# Problem to work on
What is the number of lines in the data that hold the string "دهید"? Reply with that number only.
╭─ Input for this task
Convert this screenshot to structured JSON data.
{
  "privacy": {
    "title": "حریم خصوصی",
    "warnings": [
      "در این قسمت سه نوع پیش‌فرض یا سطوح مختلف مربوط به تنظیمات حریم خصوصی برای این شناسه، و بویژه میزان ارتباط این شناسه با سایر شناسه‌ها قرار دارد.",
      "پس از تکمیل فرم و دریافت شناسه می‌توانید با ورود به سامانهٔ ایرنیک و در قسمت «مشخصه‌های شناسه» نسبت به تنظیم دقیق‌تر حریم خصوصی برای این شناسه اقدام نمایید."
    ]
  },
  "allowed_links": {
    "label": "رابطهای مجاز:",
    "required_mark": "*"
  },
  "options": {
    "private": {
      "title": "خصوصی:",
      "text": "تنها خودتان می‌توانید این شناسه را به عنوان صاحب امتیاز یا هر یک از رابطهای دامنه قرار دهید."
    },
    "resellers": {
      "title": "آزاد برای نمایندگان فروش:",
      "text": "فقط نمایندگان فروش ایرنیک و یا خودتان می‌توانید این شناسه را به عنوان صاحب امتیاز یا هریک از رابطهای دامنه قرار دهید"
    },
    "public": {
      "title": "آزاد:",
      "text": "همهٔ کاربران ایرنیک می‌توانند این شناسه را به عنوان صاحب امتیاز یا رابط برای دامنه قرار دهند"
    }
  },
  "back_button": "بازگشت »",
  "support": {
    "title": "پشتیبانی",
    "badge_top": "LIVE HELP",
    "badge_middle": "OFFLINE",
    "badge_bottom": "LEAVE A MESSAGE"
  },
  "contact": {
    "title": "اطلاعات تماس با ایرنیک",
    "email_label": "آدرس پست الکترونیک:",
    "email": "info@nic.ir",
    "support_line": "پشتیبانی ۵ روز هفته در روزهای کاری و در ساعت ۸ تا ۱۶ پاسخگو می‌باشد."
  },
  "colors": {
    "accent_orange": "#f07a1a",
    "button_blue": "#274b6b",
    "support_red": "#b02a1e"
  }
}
╰─
# Full answer
2